- **AIM**:
The lines to extract start at the one containing "Parse this screenshot: output" and end with the last line; give them exactly and nothing more.

- **MATERIALS PROVIDED**:
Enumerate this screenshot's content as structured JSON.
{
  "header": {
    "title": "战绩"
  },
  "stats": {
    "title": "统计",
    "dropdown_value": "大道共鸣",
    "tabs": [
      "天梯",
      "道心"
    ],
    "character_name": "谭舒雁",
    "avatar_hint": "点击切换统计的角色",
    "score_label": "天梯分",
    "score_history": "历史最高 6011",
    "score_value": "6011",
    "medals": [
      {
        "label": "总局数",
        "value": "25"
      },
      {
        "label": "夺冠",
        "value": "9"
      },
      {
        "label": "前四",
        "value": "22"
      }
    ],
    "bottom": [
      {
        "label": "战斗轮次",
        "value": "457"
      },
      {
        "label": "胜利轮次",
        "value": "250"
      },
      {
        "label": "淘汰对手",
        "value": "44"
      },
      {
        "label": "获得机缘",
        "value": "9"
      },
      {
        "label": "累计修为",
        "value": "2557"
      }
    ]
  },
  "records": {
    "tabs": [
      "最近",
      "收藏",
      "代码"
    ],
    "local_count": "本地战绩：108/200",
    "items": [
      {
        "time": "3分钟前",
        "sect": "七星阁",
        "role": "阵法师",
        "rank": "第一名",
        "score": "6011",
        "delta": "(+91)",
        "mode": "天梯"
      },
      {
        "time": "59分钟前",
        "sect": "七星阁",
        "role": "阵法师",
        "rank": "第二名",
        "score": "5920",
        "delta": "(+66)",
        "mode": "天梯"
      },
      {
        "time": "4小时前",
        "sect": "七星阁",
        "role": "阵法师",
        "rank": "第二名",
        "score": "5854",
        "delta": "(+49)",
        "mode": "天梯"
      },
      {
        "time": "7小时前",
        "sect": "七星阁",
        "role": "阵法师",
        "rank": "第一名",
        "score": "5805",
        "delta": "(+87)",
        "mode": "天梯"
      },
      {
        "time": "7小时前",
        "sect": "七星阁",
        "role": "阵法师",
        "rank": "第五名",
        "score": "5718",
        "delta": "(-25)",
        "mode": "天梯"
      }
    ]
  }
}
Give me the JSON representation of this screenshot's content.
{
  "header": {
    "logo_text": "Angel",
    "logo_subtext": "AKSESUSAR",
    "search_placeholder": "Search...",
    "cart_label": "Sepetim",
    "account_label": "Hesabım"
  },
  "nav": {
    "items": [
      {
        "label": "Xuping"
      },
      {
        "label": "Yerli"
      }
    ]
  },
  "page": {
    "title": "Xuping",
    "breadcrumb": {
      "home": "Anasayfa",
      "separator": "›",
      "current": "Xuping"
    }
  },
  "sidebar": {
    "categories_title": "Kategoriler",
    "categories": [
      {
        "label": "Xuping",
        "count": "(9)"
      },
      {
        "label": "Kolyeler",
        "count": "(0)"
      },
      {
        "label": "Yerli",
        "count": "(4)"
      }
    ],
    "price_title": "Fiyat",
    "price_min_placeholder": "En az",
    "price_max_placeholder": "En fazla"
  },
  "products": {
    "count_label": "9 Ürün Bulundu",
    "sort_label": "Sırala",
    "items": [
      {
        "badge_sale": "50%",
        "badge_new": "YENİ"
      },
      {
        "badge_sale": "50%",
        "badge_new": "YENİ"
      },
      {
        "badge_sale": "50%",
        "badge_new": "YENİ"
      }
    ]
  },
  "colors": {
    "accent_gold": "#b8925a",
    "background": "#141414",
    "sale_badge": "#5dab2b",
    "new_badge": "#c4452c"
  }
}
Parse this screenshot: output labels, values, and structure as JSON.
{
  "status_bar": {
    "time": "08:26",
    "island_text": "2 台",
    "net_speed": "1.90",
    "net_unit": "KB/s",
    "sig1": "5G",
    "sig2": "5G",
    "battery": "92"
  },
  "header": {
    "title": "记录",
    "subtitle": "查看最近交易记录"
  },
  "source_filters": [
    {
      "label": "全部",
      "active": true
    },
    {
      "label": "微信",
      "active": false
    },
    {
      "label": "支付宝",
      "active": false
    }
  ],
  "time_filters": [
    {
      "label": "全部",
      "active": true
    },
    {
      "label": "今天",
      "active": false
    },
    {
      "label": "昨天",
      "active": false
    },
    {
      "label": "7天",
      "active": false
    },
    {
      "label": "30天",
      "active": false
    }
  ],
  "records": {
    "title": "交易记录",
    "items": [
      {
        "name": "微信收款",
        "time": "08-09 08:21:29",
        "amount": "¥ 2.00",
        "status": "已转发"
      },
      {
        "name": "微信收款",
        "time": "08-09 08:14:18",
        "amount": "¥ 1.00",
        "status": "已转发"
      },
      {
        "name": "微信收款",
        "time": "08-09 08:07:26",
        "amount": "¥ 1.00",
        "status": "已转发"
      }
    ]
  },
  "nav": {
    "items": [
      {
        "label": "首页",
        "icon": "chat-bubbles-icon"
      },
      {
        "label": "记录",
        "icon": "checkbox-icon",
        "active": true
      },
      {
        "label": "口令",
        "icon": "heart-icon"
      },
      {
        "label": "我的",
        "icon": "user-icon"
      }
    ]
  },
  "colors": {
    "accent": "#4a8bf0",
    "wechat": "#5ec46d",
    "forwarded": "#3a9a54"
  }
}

- **REPLY**:
Parse this screenshot: output labels, values, and structure as JSON.
{
  "status_bar": {
    "time": "08:26",
    "island_text": "2 台",
    "net_speed": "1.90",
    "net_unit": "KB/s",
    "sig1": "5G",
    "sig2": "5G",
    "battery": "92"
  },
  "header": {
    "title": "记录",
    "subtitle": "查看最近交易记录"
  },
  "source_filters": [
    {
      "label": "全部",
      "active": true
    },
    {
      "label": "微信",
      "active": false
    },
    {
      "label": "支付宝",
      "active": false
    }
  ],
  "time_filters": [
    {
      "label": "全部",
      "active": true
    },
    {
      "label": "今天",
      "active": false
    },
    {
      "label": "昨天",
      "active": false
    },
    {
      "label": "7天",
      "active": false
    },
    {
      "label": "30天",
      "active": false
    }
  ],
  "records": {
    "title": "交易记录",
    "items": [
      {
        "name": "微信收款",
        "time": "08-09 08:21:29",
        "amount": "¥ 2.00",
        "status": "已转发"
      },
      {
        "name": "微信收款",
        "time": "08-09 08:14:18",
        "amount": "¥ 1.00",
        "status": "已转发"
      },
      {
        "name": "微信收款",
        "time": "08-09 08:07:26",
        "amount": "¥ 1.00",
        "status": "已转发"
      }
    ]
  },
  "nav": {
    "items": [
      {
        "label": "首页",
        "icon": "chat-bubbles-icon"
      },
      {
        "label": "记录",
        "icon": "checkbox-icon",
        "active": true
      },
      {
        "label": "口令",
        "icon": "heart-icon"
      },
      {
        "label": "我的",
        "icon": "user-icon"
      }
    ]
  },
  "colors": {
    "accent": "#4a8bf0",
    "wechat": "#5ec46d",
    "forwarded": "#3a9a54"
  }
}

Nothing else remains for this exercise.